HBO’s first epic fantasy series, based on George R.R. Martin’s novel “A Game of Thrones,” maintains the same quality of storytelling and filmmaking as the cable network’s past properties, historical dramas “Deadwood” and “Rome.” Though the first season DVD won’t appeal to the majority on HTF, the strength of the presentation (standard definition though it may be) and collection of extras make it a worthwhile gift for our less HD-inclined friends and family members.

== DATA ==

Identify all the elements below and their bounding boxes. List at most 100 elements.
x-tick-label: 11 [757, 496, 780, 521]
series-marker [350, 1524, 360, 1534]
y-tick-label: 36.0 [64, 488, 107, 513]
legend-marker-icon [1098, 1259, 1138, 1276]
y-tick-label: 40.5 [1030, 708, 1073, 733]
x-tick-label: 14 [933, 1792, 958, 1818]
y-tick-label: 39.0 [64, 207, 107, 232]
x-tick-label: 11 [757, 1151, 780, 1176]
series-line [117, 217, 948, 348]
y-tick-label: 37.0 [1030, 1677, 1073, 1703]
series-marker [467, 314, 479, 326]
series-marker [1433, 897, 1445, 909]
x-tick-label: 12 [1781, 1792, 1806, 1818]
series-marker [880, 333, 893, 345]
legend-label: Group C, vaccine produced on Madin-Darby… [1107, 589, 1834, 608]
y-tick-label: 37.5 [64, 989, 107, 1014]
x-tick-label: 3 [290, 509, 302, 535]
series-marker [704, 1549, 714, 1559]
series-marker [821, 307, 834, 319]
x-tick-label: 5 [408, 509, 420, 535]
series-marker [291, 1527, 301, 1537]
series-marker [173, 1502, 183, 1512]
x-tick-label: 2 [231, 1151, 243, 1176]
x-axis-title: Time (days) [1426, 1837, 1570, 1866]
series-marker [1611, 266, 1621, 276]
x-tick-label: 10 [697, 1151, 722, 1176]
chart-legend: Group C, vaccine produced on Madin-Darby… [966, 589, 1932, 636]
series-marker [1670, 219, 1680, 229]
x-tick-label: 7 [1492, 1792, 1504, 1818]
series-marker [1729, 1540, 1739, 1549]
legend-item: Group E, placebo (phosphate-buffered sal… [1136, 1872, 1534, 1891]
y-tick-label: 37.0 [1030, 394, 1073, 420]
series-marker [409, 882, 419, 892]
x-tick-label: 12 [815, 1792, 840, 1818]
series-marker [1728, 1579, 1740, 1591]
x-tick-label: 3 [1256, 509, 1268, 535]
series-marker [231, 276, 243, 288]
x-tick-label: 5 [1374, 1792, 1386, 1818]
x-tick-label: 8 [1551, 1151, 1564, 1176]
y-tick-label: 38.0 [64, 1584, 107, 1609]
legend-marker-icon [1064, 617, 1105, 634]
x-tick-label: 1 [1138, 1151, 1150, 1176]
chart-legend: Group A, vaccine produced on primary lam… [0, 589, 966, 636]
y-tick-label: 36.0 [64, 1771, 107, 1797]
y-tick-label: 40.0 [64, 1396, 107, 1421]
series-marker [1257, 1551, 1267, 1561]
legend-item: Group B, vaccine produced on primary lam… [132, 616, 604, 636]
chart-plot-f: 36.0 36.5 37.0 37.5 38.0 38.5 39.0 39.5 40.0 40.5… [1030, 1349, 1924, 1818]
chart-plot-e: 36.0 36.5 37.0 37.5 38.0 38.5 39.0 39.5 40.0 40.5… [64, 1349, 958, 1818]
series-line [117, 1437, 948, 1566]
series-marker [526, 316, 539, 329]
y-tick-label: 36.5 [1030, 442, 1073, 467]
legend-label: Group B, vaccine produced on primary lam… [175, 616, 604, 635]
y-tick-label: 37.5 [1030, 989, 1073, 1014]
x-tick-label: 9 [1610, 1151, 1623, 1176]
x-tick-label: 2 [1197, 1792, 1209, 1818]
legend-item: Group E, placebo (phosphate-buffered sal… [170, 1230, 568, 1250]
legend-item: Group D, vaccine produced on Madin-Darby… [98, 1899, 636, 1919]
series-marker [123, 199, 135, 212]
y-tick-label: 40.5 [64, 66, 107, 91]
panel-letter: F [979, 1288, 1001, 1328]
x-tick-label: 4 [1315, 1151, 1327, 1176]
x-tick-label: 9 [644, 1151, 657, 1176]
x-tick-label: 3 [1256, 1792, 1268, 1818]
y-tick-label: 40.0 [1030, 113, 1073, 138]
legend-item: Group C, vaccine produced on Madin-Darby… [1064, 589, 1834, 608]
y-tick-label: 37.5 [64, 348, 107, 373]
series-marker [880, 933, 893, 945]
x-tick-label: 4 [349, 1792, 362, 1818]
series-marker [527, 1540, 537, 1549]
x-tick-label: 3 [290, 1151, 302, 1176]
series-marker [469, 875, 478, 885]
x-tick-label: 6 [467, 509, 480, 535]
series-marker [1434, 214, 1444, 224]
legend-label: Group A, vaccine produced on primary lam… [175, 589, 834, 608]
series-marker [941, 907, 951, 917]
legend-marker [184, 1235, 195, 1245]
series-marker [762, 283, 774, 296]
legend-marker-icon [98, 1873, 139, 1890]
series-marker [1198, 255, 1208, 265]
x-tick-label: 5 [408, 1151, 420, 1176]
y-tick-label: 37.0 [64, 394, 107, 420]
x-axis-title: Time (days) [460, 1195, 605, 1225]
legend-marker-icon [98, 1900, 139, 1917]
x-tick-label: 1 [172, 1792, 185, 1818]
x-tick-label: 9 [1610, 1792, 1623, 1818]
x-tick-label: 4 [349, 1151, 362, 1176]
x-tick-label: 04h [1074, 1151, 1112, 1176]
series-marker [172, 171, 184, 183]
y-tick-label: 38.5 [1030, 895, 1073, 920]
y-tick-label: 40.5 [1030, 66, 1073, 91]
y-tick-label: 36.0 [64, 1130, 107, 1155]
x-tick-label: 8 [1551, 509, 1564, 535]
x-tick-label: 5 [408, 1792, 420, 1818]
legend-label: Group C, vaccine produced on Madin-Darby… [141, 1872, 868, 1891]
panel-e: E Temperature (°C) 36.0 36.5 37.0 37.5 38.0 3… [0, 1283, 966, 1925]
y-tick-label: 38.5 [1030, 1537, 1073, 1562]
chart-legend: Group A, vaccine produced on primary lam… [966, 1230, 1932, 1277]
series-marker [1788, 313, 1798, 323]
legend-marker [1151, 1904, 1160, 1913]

== WRITTEN TASKS ==
1/ Rewrite the HBO review starting at "HBO’s first epic" and ending at "and family members.", swapping "gift" for "present".
2/ List every title that the HBO review sets in quotation marks.

== FULL SOLUTIONS ==
1/
HBO’s first epic fantasy series, based on George R.R. Martin’s novel “A Game of Thrones,” maintains the same quality of storytelling and filmmaking as the cable network’s past properties, historical dramas “Deadwood” and “Rome.” Though the first season DVD won’t appeal to the majority on HTF, the strength of the presentation (standard definition though it may be) and collection of extras make it a worthwhile present for our less HD-inclined friends and family members.

2/
- A Game of Thrones
- Deadwood
- Rome